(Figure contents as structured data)
= = = =
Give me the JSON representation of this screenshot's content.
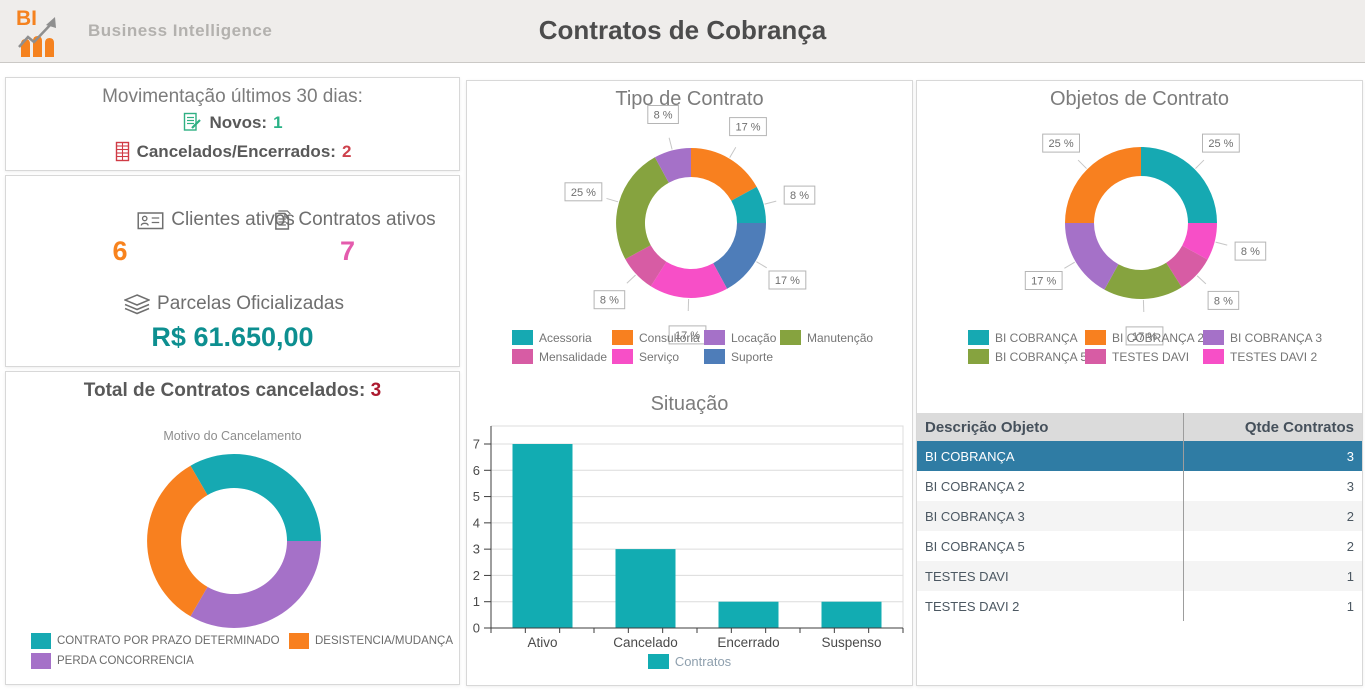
{
  "header": {
    "logo_text": "BI",
    "brand": "Business Intelligence",
    "title": "Contratos de Cobrança"
  },
  "colors": {
    "teal": "#16A9B2",
    "orange": "#F8801F",
    "purple": "#A571C8",
    "green": "#86A33F",
    "rose": "#D75CA4",
    "magenta": "#F74FC7",
    "blue": "#4E7DB9",
    "selected_row_bg": "#2F7CA4",
    "novos_green": "#29B286",
    "cancelados_red": "#CE414C",
    "total_cancelados_red": "#AC1A2F",
    "clientes_orange": "#F8831D",
    "contratos_pink": "#E45BAD",
    "parcelas_teal": "#0D8F90"
  },
  "movimentacao": {
    "title": "Movimentação últimos 30 dias:",
    "novos_label": "Novos:",
    "novos_value": "1",
    "cancelados_label": "Cancelados/Encerrados:",
    "cancelados_value": "2"
  },
  "resumo": {
    "clientes_label": "Clientes ativos",
    "clientes_value": "6",
    "contratos_label": "Contratos ativos",
    "contratos_value": "7",
    "parcelas_label": "Parcelas Oficializadas",
    "parcelas_value": "R$ 61.650,00"
  },
  "cancelados_panel": {
    "title": "Total de Contratos cancelados:",
    "value": "3"
  },
  "chart_data": [
    {
      "id": "motivo_cancelamento",
      "type": "pie",
      "title": "Motivo do Cancelamento",
      "start_angle": -30,
      "slices": [
        {
          "label": "CONTRATO POR PRAZO DETERMINADO",
          "value": 1,
          "pct_label": "",
          "color": "#16A9B2"
        },
        {
          "label": "PERDA CONCORRENCIA",
          "value": 1,
          "pct_label": "",
          "color": "#A571C8"
        },
        {
          "label": "DESISTENCIA/MUDANÇA",
          "value": 1,
          "pct_label": "",
          "color": "#F8801F"
        }
      ],
      "legend": [
        {
          "label": "CONTRATO POR PRAZO DETERMINADO",
          "color": "#16A9B2"
        },
        {
          "label": "DESISTENCIA/MUDANÇA",
          "color": "#F8801F"
        },
        {
          "label": "PERDA CONCORRENCIA",
          "color": "#A571C8"
        }
      ]
    },
    {
      "id": "tipo_contrato",
      "type": "pie",
      "title": "Tipo de Contrato",
      "start_angle": 0,
      "slices": [
        {
          "label": "Consultoria",
          "value": 17,
          "pct_label": "17 %",
          "color": "#F8801F"
        },
        {
          "label": "Acessoria",
          "value": 8,
          "pct_label": "8 %",
          "color": "#16A9B2"
        },
        {
          "label": "Suporte",
          "value": 17,
          "pct_label": "17 %",
          "color": "#4E7DB9"
        },
        {
          "label": "Serviço",
          "value": 17,
          "pct_label": "17 %",
          "color": "#F74FC7"
        },
        {
          "label": "Mensalidade",
          "value": 8,
          "pct_label": "8 %",
          "color": "#D75CA4"
        },
        {
          "label": "Manutenção",
          "value": 25,
          "pct_label": "25 %",
          "color": "#86A33F"
        },
        {
          "label": "Locação",
          "value": 8,
          "pct_label": "8 %",
          "color": "#A571C8"
        }
      ],
      "legend": [
        {
          "label": "Acessoria",
          "color": "#16A9B2"
        },
        {
          "label": "Consultoria",
          "color": "#F8801F"
        },
        {
          "label": "Locação",
          "color": "#A571C8"
        },
        {
          "label": "Manutenção",
          "color": "#86A33F"
        },
        {
          "label": "Mensalidade",
          "color": "#D75CA4"
        },
        {
          "label": "Serviço",
          "color": "#F74FC7"
        },
        {
          "label": "Suporte",
          "color": "#4E7DB9"
        }
      ]
    },
    {
      "id": "objetos_contrato",
      "type": "pie",
      "title": "Objetos de Contrato",
      "start_angle": 0,
      "slices": [
        {
          "label": "BI COBRANÇA",
          "value": 25,
          "pct_label": "25 %",
          "color": "#16A9B2"
        },
        {
          "label": "TESTES DAVI 2",
          "value": 8,
          "pct_label": "8 %",
          "color": "#F74FC7"
        },
        {
          "label": "TESTES DAVI",
          "value": 8,
          "pct_label": "8 %",
          "color": "#D75CA4"
        },
        {
          "label": "BI COBRANÇA 5",
          "value": 17,
          "pct_label": "17 %",
          "color": "#86A33F"
        },
        {
          "label": "BI COBRANÇA 3",
          "value": 17,
          "pct_label": "17 %",
          "color": "#A571C8"
        },
        {
          "label": "BI COBRANÇA 2",
          "value": 25,
          "pct_label": "25 %",
          "color": "#F8801F"
        }
      ],
      "legend": [
        {
          "label": "BI COBRANÇA",
          "color": "#16A9B2"
        },
        {
          "label": "BI COBRANÇA 2",
          "color": "#F8801F"
        },
        {
          "label": "BI COBRANÇA 3",
          "color": "#A571C8"
        },
        {
          "label": "BI COBRANÇA 5",
          "color": "#86A33F"
        },
        {
          "label": "TESTES DAVI",
          "color": "#D75CA4"
        },
        {
          "label": "TESTES DAVI 2",
          "color": "#F74FC7"
        }
      ]
    },
    {
      "id": "situacao",
      "type": "bar",
      "title": "Situação",
      "categories": [
        "Ativo",
        "Cancelado",
        "Encerrado",
        "Suspenso"
      ],
      "values": [
        7,
        3,
        1,
        1
      ],
      "ylim": [
        0,
        7
      ],
      "yticks": [
        0,
        1,
        2,
        3,
        4,
        5,
        6,
        7
      ],
      "bar_color": "#12ACB2",
      "grid": true,
      "legend": [
        {
          "label": "Contratos",
          "color": "#12ACB2"
        }
      ]
    }
  ],
  "table": {
    "headers": [
      "Descrição Objeto",
      "Qtde Contratos"
    ],
    "rows": [
      [
        "BI COBRANÇA",
        "3"
      ],
      [
        "BI COBRANÇA 2",
        "3"
      ],
      [
        "BI COBRANÇA 3",
        "2"
      ],
      [
        "BI COBRANÇA 5",
        "2"
      ],
      [
        "TESTES DAVI",
        "1"
      ],
      [
        "TESTES DAVI 2",
        "1"
      ]
    ],
    "selected_row": 0
  }
}
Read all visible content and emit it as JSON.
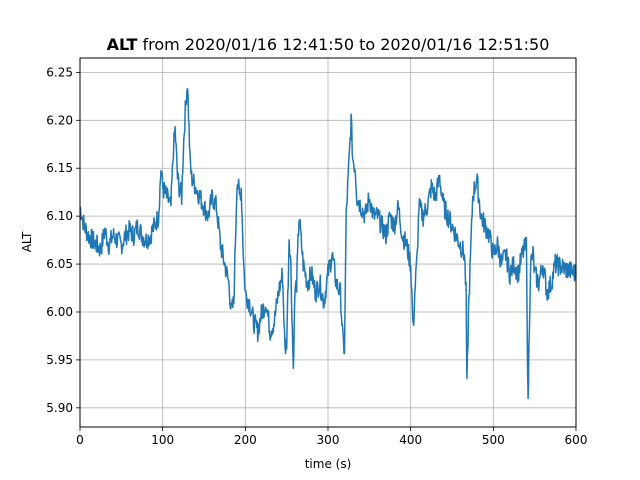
= = = =
**PROBLEM:** In the listing above, locate each line with "title" and copy it.

**SOLUTION TO THIS PROBLEM:**
    "title": "Contratos de Cobrança"
    "title": "Movimentação últimos 30 dias:",
    "title": "Total de Contratos cancelados:",
      "title": "Motivo do Cancelamento",
      "title": "Tipo de Contrato",
      "title": "Objetos de Contrato",
      "title": "Situação",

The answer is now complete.